■ EXERCISE GOAL:
Write out all the data again, exactly as it stands.

Records from a collection of figures:
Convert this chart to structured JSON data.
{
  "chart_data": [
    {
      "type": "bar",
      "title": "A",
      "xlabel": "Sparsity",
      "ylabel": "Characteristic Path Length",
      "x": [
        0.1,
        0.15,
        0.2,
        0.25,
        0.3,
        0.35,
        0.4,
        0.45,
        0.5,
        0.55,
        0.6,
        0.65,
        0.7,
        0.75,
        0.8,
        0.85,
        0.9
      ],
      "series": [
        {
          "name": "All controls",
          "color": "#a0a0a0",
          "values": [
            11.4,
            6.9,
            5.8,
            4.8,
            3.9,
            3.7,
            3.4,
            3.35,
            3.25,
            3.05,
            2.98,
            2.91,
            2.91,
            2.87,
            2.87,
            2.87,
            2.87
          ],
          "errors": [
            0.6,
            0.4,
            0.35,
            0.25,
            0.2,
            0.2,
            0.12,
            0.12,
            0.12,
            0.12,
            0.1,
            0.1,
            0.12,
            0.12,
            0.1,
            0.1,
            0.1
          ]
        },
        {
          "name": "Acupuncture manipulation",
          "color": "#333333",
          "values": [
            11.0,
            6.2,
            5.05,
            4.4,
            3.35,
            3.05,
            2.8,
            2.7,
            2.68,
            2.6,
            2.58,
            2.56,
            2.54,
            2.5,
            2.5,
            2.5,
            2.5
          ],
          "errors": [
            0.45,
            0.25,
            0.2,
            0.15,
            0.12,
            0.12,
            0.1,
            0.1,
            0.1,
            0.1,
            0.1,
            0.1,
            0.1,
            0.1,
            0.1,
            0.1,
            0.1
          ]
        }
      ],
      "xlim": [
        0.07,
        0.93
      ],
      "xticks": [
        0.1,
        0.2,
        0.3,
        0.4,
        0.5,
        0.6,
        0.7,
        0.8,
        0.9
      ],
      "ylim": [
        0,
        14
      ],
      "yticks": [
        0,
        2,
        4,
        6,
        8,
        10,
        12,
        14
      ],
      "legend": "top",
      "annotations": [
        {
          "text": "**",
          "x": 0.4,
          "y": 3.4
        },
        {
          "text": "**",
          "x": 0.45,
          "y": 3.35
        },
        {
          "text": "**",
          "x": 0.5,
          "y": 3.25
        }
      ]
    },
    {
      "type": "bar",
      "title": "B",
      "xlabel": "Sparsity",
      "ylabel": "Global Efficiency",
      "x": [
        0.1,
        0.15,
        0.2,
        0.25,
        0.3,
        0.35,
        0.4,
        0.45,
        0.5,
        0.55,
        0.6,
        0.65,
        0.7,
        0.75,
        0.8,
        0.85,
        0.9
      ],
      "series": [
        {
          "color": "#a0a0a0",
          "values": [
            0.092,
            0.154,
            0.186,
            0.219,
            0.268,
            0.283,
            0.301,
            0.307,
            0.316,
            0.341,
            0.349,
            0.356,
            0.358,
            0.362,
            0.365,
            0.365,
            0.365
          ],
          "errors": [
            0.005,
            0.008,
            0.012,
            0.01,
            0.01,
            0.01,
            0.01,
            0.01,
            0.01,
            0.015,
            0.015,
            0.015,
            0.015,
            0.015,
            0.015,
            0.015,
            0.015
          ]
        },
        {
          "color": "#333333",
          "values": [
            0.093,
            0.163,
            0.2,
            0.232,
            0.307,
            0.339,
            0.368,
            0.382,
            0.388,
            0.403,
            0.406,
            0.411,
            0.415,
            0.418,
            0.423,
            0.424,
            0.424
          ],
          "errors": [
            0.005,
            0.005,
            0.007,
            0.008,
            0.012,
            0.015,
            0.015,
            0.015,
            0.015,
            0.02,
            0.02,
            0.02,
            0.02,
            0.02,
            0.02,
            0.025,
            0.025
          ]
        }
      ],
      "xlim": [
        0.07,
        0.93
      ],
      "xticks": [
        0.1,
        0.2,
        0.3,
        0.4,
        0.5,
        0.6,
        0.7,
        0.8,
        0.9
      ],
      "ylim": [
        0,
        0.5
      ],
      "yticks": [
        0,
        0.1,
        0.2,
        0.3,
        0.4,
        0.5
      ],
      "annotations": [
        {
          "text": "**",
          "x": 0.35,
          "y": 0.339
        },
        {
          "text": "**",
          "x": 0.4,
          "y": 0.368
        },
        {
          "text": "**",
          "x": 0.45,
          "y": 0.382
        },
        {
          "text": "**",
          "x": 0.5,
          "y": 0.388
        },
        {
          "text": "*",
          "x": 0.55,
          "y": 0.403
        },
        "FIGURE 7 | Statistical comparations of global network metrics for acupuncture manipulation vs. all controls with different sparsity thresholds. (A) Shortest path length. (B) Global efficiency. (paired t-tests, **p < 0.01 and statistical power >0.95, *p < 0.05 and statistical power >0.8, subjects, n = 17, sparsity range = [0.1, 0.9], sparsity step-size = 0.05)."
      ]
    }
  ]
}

■ COMPLETE ANSWER:
Convert this chart to structured JSON data.
{
  "chart_data": [
    {
      "type": "bar",
      "title": "A",
      "xlabel": "Sparsity",
      "ylabel": "Characteristic Path Length",
      "x": [
        0.1,
        0.15,
        0.2,
        0.25,
        0.3,
        0.35,
        0.4,
        0.45,
        0.5,
        0.55,
        0.6,
        0.65,
        0.7,
        0.75,
        0.8,
        0.85,
        0.9
      ],
      "series": [
        {
          "name": "All controls",
          "color": "#a0a0a0",
          "values": [
            11.4,
            6.9,
            5.8,
            4.8,
            3.9,
            3.7,
            3.4,
            3.35,
            3.25,
            3.05,
            2.98,
            2.91,
            2.91,
            2.87,
            2.87,
            2.87,
            2.87
          ],
          "errors": [
            0.6,
            0.4,
            0.35,
            0.25,
            0.2,
            0.2,
            0.12,
            0.12,
            0.12,
            0.12,
            0.1,
            0.1,
            0.12,
            0.12,
            0.1,
            0.1,
            0.1
          ]
        },
        {
          "name": "Acupuncture manipulation",
          "color": "#333333",
          "values": [
            11.0,
            6.2,
            5.05,
            4.4,
            3.35,
            3.05,
            2.8,
            2.7,
            2.68,
            2.6,
            2.58,
            2.56,
            2.54,
            2.5,
            2.5,
            2.5,
            2.5
          ],
          "errors": [
            0.45,
            0.25,
            0.2,
            0.15,
            0.12,
            0.12,
            0.1,
            0.1,
            0.1,
            0.1,
            0.1,
            0.1,
            0.1,
            0.1,
            0.1,
            0.1,
            0.1
          ]
        }
      ],
      "xlim": [
        0.07,
        0.93
      ],
      "xticks": [
        0.1,
        0.2,
        0.3,
        0.4,
        0.5,
        0.6,
        0.7,
        0.8,
        0.9
      ],
      "ylim": [
        0,
        14
      ],
      "yticks": [
        0,
        2,
        4,
        6,
        8,
        10,
        12,
        14
      ],
      "legend": "top",
      "annotations": [
        {
          "text": "**",
          "x": 0.4,
          "y": 3.4
        },
        {
          "text": "**",
          "x": 0.45,
          "y": 3.35
        },
        {
          "text": "**",
          "x": 0.5,
          "y": 3.25
        }
      ]
    },
    {
      "type": "bar",
      "title": "B",
      "xlabel": "Sparsity",
      "ylabel": "Global Efficiency",
      "x": [
        0.1,
        0.15,
        0.2,
        0.25,
        0.3,
        0.35,
        0.4,
        0.45,
        0.5,
        0.55,
        0.6,
        0.65,
        0.7,
        0.75,
        0.8,
        0.85,
        0.9
      ],
      "series": [
        {
          "color": "#a0a0a0",
          "values": [
            0.092,
            0.154,
            0.186,
            0.219,
            0.268,
            0.283,
            0.301,
            0.307,
            0.316,
            0.341,
            0.349,
            0.356,
            0.358,
            0.362,
            0.365,
            0.365,
            0.365
          ],
          "errors": [
            0.005,
            0.008,
            0.012,
            0.01,
            0.01,
            0.01,
            0.01,
            0.01,
            0.01,
            0.015,
            0.015,
            0.015,
            0.015,
            0.015,
            0.015,
            0.015,
            0.015
          ]
        },
        {
          "color": "#333333",
          "values": [
            0.093,
            0.163,
            0.2,
            0.232,
            0.307,
            0.339,
            0.368,
            0.382,
            0.388,
            0.403,
            0.406,
            0.411,
            0.415,
            0.418,
            0.423,
            0.424,
            0.424
          ],
          "errors": [
            0.005,
            0.005,
            0.007,
            0.008,
            0.012,
            0.015,
            0.015,
            0.015,
            0.015,
            0.02,
            0.02,
            0.02,
            0.02,
            0.02,
            0.02,
            0.025,
            0.025
          ]
        }
      ],
      "xlim": [
        0.07,
        0.93
      ],
      "xticks": [
        0.1,
        0.2,
        0.3,
        0.4,
        0.5,
        0.6,
        0.7,
        0.8,
        0.9
      ],
      "ylim": [
        0,
        0.5
      ],
      "yticks": [
        0,
        0.1,
        0.2,
        0.3,
        0.4,
        0.5
      ],
      "annotations": [
        {
          "text": "**",
          "x": 0.35,
          "y": 0.339
        },
        {
          "text": "**",
          "x": 0.4,
          "y": 0.368
        },
        {
          "text": "**",
          "x": 0.45,
          "y": 0.382
        },
        {
          "text": "**",
          "x": 0.5,
          "y": 0.388
        },
        {
          "text": "*",
          "x": 0.55,
          "y": 0.403
        },
        "FIGURE 7 | Statistical comparations of global network metrics for acupuncture manipulation vs. all controls with different sparsity thresholds. (A) Shortest path length. (B) Global efficiency. (paired t-tests, **p < 0.01 and statistical power >0.95, *p < 0.05 and statistical power >0.8, subjects, n = 17, sparsity range = [0.1, 0.9], sparsity step-size = 0.05)."
      ]
    }
  ]
}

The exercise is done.